5. Here is a neat analogy. Notice how Joe Policeman has to buy his cars
at any regular car dealer. We don't get excited when we hear that
hoodlums and terrorists and drug dealers can buy cars at the same
place. In other words, law enforcement agencies are not entitled to
special perks or privileges from private industry.  And we don't
tolerate extreme obstructions in our ability to buy cars when we have
the money, the car is there, and we like it. And the government doesn't
restrict us from having cars that can drive faster than policecars. We
don't let the government install special boxes in our cars that can
cripple them by remote control when a cop is chasing us! (note that
analogies have to be perfect or they turn into minutae bogs)

6. More on the free enterprise issue. Why was this single company that
created the Clipper Chip favored by the government? What gives them the
right to have a monopoly? Why is the government deliberately *creating*
a monopoly?  It is thumbing its nose at all those other poor
hardworking cryptography companies who worked so hard, coming up with
better schemes, and were rejected (a little melodrama for grandma there)

7. The chip was developed by `government engineers'. Who? Why is the
government in the realm of something that is the role of private
industry? What is our government doing creating `state of the art'
stuff *at*all*? And why, of all the things they could be improving, are
they coming up with a device to invade people's privacy?

8. We have to attack the ``state-of-the-art'' thing ad infinitum. Has
the government *ever* come up with something state of the art? Do we
Americans want to be  state-of-the-art in the field of privacy
deprivation? How do we know it is `state-of-the-art' when we can't
*look* at it for ourselves, and only hear it from people who are
involved in the project saying `trust us, it's way cool'? Even if it
was as sophisticated as a Cray Supercomputer, are there just some
machines that shouldn't be built? Are there some devices, that, while
technically feasible, shouldn't be built?

9. One of the most important claims is that ``this chip provides no new
authority to wiretap''. We've got to focus on this one. We can say the
constitution specifically prohibits illegal search and seizure, and
that we don't really remember who it was that decided that the
government had free reign on wiretapping. We can say that it has always
been the right of the government to obtain warrents, but it has always
been the right of people to speak in codes, and now new technology is
*helping* people to exercise a right that has always existed but lay
undiscovered because of complexity.

[Layout element annotations]
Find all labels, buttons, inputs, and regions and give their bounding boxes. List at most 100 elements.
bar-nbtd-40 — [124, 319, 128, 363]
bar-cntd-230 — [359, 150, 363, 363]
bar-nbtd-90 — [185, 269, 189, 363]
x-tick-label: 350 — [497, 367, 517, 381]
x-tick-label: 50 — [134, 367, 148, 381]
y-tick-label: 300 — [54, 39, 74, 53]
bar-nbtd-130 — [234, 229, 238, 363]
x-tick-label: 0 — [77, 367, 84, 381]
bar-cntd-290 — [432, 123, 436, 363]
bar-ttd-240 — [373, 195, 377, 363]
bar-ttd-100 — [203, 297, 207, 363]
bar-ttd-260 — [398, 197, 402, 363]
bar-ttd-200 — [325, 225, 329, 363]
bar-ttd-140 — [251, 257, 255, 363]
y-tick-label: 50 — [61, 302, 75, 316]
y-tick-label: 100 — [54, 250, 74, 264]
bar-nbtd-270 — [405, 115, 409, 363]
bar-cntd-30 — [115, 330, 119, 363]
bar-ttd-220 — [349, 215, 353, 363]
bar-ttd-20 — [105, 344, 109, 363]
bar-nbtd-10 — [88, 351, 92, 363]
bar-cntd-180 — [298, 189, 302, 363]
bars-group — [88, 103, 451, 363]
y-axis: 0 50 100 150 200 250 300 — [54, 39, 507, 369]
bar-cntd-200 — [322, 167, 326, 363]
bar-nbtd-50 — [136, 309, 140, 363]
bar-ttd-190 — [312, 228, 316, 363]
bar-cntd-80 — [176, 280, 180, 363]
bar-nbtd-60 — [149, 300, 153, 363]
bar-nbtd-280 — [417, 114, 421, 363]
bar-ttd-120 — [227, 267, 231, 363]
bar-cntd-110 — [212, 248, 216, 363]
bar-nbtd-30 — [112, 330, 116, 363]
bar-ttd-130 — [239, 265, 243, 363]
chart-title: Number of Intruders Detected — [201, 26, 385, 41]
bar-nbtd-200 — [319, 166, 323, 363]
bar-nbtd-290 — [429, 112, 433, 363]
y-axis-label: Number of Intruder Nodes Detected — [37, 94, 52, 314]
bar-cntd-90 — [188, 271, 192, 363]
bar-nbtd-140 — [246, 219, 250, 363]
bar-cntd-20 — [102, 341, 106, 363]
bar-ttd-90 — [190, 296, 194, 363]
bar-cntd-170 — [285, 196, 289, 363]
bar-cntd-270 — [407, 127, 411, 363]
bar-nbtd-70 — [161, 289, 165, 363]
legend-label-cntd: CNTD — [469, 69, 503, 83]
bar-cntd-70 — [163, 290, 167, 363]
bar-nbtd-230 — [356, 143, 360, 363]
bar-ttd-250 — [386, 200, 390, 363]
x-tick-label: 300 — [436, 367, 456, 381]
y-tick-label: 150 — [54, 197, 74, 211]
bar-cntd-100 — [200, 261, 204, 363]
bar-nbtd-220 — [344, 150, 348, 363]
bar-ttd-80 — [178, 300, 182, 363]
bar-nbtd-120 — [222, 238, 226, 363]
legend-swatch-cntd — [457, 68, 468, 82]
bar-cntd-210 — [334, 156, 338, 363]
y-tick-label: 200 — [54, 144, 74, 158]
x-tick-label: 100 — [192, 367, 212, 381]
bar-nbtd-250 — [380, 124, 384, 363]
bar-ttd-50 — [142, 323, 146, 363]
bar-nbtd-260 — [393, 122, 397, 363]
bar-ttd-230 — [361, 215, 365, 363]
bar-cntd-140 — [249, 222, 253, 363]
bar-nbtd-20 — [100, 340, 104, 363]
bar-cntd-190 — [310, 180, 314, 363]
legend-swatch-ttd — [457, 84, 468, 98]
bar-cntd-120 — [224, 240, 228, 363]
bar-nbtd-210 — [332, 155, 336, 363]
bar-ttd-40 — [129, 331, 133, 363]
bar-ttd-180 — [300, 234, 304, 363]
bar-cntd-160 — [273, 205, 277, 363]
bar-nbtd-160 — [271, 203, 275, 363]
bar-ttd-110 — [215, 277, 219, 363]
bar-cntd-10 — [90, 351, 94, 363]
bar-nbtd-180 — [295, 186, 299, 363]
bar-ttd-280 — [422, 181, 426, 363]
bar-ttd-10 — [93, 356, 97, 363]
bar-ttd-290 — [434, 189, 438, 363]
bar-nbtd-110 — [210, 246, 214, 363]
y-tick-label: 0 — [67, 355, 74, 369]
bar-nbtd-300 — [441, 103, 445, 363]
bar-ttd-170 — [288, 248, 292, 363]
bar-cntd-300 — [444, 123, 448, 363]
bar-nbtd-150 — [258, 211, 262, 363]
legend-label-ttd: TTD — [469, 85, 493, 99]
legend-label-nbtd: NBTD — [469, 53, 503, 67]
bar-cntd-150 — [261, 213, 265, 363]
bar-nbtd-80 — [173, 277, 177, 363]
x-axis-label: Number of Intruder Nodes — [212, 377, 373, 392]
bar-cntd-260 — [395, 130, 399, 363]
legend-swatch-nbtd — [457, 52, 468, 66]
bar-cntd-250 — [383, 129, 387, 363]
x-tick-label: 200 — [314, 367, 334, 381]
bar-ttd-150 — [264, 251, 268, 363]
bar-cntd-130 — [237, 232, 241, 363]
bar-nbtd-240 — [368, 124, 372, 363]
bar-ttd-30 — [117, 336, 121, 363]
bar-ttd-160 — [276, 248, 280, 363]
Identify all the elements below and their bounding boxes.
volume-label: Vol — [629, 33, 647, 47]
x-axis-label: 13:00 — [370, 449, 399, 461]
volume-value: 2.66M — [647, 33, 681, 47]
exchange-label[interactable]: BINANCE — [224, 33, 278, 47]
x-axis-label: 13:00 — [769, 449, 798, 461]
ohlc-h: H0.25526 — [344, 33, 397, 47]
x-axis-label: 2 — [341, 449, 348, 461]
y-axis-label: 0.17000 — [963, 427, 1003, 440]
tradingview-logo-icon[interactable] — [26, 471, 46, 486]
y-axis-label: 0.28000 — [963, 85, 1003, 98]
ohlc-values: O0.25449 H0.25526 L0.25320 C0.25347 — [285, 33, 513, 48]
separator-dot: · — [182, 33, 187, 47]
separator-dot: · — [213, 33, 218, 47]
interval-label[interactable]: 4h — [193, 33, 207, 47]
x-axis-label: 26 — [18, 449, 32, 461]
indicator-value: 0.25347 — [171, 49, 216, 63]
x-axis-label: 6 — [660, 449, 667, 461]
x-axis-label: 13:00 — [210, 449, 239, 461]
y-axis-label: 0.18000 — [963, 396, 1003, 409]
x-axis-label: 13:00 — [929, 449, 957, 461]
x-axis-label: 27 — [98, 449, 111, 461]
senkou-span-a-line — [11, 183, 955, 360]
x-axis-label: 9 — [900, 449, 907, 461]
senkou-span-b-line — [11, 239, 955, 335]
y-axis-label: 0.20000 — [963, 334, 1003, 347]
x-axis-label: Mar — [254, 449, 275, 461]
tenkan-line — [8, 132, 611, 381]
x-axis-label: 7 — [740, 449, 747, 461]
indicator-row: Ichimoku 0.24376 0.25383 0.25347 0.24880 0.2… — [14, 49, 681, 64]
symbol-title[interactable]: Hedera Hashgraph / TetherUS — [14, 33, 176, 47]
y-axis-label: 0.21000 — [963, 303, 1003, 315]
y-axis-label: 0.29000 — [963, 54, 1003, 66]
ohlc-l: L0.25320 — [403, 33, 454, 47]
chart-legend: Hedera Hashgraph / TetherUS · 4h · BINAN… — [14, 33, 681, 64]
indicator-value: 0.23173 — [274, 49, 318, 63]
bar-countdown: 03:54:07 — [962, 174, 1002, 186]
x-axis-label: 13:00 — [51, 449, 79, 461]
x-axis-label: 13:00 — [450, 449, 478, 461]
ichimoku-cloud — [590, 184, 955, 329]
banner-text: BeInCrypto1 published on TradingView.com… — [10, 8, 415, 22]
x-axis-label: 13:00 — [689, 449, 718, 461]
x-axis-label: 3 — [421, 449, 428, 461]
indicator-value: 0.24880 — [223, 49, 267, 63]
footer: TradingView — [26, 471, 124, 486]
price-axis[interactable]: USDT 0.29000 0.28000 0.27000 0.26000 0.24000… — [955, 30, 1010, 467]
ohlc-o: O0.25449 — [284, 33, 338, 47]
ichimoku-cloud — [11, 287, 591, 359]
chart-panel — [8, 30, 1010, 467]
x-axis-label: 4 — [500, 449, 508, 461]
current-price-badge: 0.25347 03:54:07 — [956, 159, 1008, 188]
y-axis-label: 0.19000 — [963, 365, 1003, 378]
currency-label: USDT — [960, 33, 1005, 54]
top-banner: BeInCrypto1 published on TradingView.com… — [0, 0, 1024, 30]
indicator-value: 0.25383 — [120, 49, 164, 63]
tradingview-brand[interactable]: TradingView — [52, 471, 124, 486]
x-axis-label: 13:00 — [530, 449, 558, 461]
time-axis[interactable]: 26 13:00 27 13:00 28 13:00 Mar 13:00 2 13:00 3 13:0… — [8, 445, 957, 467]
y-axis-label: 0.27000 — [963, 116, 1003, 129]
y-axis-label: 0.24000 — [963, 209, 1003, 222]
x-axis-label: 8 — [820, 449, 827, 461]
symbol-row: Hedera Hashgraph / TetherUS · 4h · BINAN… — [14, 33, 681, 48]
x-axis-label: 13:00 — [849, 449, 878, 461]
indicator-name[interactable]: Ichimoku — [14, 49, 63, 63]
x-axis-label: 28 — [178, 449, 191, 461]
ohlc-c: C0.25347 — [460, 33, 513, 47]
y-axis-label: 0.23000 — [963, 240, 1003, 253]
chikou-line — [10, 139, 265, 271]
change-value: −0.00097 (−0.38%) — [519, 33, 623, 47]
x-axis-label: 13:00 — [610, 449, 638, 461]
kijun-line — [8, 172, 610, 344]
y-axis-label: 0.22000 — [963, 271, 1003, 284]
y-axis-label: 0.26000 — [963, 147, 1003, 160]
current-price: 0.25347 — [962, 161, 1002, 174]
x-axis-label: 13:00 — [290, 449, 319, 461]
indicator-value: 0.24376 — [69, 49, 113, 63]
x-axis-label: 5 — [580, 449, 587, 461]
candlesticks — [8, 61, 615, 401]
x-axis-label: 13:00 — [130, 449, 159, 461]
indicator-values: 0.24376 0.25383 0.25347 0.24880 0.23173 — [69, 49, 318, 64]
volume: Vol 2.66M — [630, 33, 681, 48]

## To-do list
**A.** Reproduce the part of the Clipper Chip text that opens with the words containing "7. The chip" and closes with "invade people's privacy?".
**B.** In the Clipper Chip text, which kinds of people are named as able to buy cars at the same place as the police?
**C.** Summarize the Clipper Chip text in two sentences.
The lines are not needed to complete any of the work here.

## Exercise solutions
**A.**
7. The chip was developed by `government engineers'. Who? Why is the
government in the realm of something that is the role of private
industry? What is our government doing creating `state of the art'
stuff *at*all*? And why, of all the things they could be improving, are
they coming up with a device to invade people's privacy?

**B.**
- hoodlums
- terrorists
- drug dealers

**C.** The text uses police buying cars at ordinary dealers as an analogy for the view that law enforcement is not entitled to special privileges from private industry. It questions why the government favored one company to create the Clipper Chip, disputes the chip's "state-of-the-art" label and the claim that it provides no new authority to wiretap, and argues that new technology is helping people exercise their long-standing right to speak in codes.